__EXERCISE__:
Convert the lines starting with the one that contains "preparation-value: Normally, scoured" and continuing through the one that contains "physical-nature-value: Fabric made" into a JSON list of strings, with one string for each line and blank lines omitted.

Element box annotations:
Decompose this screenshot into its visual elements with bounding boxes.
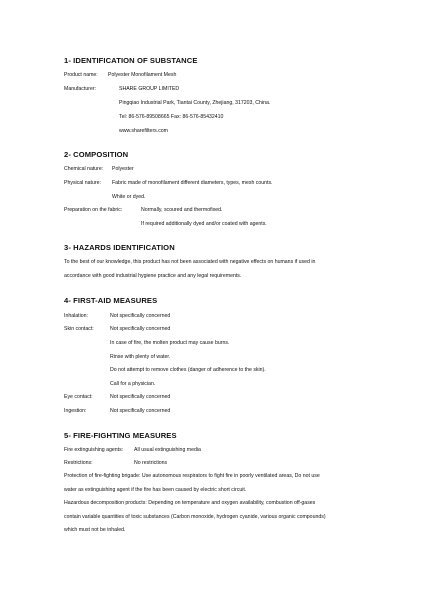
preparation-value: Normally, scoured and thermofixed.	[141, 207, 223, 213]
hazardous-products-line-3: which must not be inhaled.	[64, 527, 126, 533]
chemical-nature-value: Polyester	[112, 166, 134, 172]
section-5-heading: 5- FIRE-FIGHTING MEASURES	[64, 431, 177, 440]
inhalation-label: Inhalation:	[64, 313, 88, 319]
physical-nature-value: Fabric made of monofilament different diameters, types, mesh counts.	[112, 180, 273, 186]
skin-contact-label: Skin contact:	[64, 326, 94, 332]
inhalation-value: Not specifically concerned	[110, 313, 171, 319]
preparation-value-2: If required additionally dyed and/or coated with agents.	[141, 221, 267, 227]
product-name-label: Product name:	[64, 72, 98, 78]
preparation-label: Preparation on the fabric:	[64, 207, 123, 213]
skin-contact-note-3: Do not attempt to remove clothes (danger of adherence to the skin).	[110, 367, 266, 373]
eye-contact-label: Eye contact:	[64, 394, 93, 400]
extinguishing-agents-value: All usual extinguishing media	[134, 447, 201, 453]
company-address: Pingqiao Industrial Park, Tiantai County, Zhejiang, 317203, China.	[119, 100, 271, 106]
eye-contact-value: Not specifically concerned	[110, 394, 171, 400]
restrictions-value: No restrictions	[134, 460, 168, 466]
extinguishing-agents-label: Fire extinguishing agents:	[64, 447, 124, 453]
hazardous-products-line-1: Hazardous decomposition products: Depending on temperature and oxygen availability, combustion off-gases	[64, 500, 316, 506]
company-website: www.sharefilters.com	[119, 128, 169, 134]
protection-line-2: water as extinguishing agent if the fire has been caused by electric short circuit.	[64, 487, 247, 493]
hazardous-products-line-2: contain variable quantities of toxic substances (Carbon monoxide, hydrogen cyanide, various organic compounds)	[64, 514, 326, 520]
product-name-value: Polyester Monofilament Mesh	[108, 72, 177, 78]
restrictions-label: Restrictions:	[64, 460, 93, 466]
chemical-nature-label: Chemical nature:	[64, 166, 104, 172]
ingestion-value: Not specifically concerned	[110, 408, 171, 414]
manufacturer-label: Manufacturer:	[64, 86, 97, 92]
skin-contact-note-1: In case of fire, the molten product may cause burns.	[110, 340, 230, 346]
section-1-heading: 1- IDENTIFICATION OF SUBSTANCE	[64, 56, 198, 65]
skin-contact-note-2: Rinse with plenty of water.	[110, 354, 171, 360]
company-tel-fax: Tel: 86-576-89508665 Fax: 86-576-85432410	[119, 114, 224, 120]
ingestion-label: Ingestion:	[64, 408, 87, 414]
hazards-text-line-1: To the best of our knowledge, this product has not been associated with negative effects on humans if used in	[64, 259, 316, 265]
hazards-text-line-2: accordance with good industrial hygiene practice and any legal requirements.	[64, 273, 242, 279]
physical-nature-value-2: White or dyed.	[112, 194, 146, 200]
company-name: SHARE GROUP LIMITED	[119, 86, 180, 92]
skin-contact-note-4: Call for a physician.	[110, 381, 156, 387]
protection-line-1: Protection of fire-fighting brigade: Use autonomous respirators to fight fire in poorly ventilated areas, Do not use	[64, 473, 320, 479]
section-2-heading: 2- COMPOSITION	[64, 150, 129, 159]
physical-nature-label: Physical nature:	[64, 180, 101, 186]
section-3-heading: 3- HAZARDS IDENTIFICATION	[64, 243, 175, 252]
section-4-heading: 4- FIRST-AID MEASURES	[64, 296, 158, 305]
skin-contact-value: Not specifically concerned	[110, 326, 171, 332]
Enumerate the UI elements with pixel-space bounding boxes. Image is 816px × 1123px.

__COMPLETED EXERCISE__:
[
  "preparation-value: Normally, scoured and thermofixed.\t[141, 207, 223, 213]",
  "hazardous-products-line-3: which must not be inhaled.\t[64, 527, 126, 533]",
  "chemical-nature-value: Polyester\t[112, 166, 134, 172]",
  "section-5-heading: 5- FIRE-FIGHTING MEASURES\t[64, 431, 177, 440]",
  "inhalation-label: Inhalation:\t[64, 313, 88, 319]",
  "physical-nature-value: Fabric made of monofilament different diameters, types, mesh counts.\t[112, 180, 273, 186]"
]